# Input rows
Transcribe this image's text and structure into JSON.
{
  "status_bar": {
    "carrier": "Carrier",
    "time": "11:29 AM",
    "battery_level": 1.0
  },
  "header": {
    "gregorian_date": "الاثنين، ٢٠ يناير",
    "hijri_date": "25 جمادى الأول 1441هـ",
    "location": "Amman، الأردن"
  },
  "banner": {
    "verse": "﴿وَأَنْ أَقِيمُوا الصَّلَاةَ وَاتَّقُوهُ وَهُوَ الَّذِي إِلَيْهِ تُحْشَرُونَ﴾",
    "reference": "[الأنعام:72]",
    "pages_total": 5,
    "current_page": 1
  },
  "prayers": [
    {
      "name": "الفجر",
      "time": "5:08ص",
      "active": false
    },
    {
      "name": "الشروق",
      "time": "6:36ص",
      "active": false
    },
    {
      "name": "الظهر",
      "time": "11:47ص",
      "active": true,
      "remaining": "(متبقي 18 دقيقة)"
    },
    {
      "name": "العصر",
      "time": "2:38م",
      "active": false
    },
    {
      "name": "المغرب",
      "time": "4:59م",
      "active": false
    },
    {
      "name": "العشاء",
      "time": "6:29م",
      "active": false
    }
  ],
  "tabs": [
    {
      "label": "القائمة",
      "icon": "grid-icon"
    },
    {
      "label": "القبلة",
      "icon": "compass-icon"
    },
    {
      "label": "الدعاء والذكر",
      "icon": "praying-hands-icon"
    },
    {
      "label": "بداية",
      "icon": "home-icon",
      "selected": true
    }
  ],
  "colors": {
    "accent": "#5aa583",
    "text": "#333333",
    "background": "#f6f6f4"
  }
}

==

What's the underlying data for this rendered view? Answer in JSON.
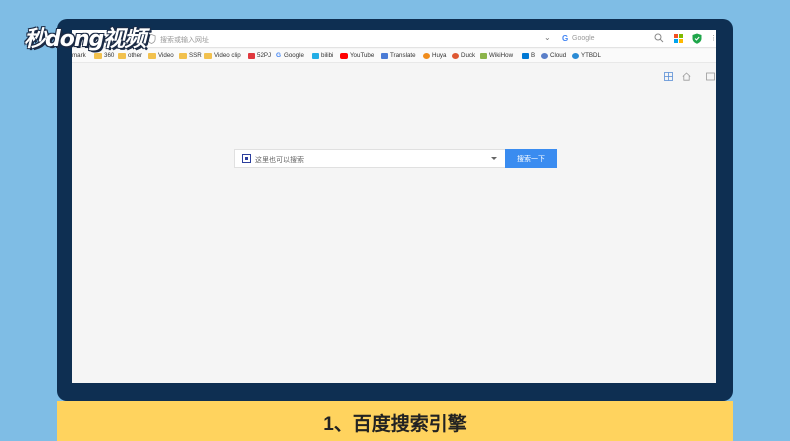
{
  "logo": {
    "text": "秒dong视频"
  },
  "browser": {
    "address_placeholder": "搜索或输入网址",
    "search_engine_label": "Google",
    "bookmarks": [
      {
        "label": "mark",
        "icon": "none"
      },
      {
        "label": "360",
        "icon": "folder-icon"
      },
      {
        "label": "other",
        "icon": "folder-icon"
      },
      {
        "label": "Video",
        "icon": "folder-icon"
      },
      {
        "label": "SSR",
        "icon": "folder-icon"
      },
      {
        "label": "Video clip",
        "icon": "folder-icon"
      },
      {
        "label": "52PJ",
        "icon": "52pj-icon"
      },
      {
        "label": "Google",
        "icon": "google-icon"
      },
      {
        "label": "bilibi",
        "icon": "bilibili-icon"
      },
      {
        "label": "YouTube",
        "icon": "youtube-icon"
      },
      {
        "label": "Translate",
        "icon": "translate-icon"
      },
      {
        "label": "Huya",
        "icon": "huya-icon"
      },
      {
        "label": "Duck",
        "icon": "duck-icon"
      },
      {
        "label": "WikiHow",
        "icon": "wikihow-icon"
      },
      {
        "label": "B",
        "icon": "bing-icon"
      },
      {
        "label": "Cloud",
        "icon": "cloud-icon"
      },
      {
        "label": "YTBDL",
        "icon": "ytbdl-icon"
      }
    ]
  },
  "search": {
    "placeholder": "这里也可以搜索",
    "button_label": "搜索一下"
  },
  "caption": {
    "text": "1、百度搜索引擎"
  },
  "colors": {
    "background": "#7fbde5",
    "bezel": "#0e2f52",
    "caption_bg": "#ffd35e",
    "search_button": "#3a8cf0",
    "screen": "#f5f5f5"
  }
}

# Request
Identify the lines above with the word "this". Copy them.

# Task result
Transcribe this image's text and structure into JSON.
What's the underlying data for this rendered view? Answer in JSON.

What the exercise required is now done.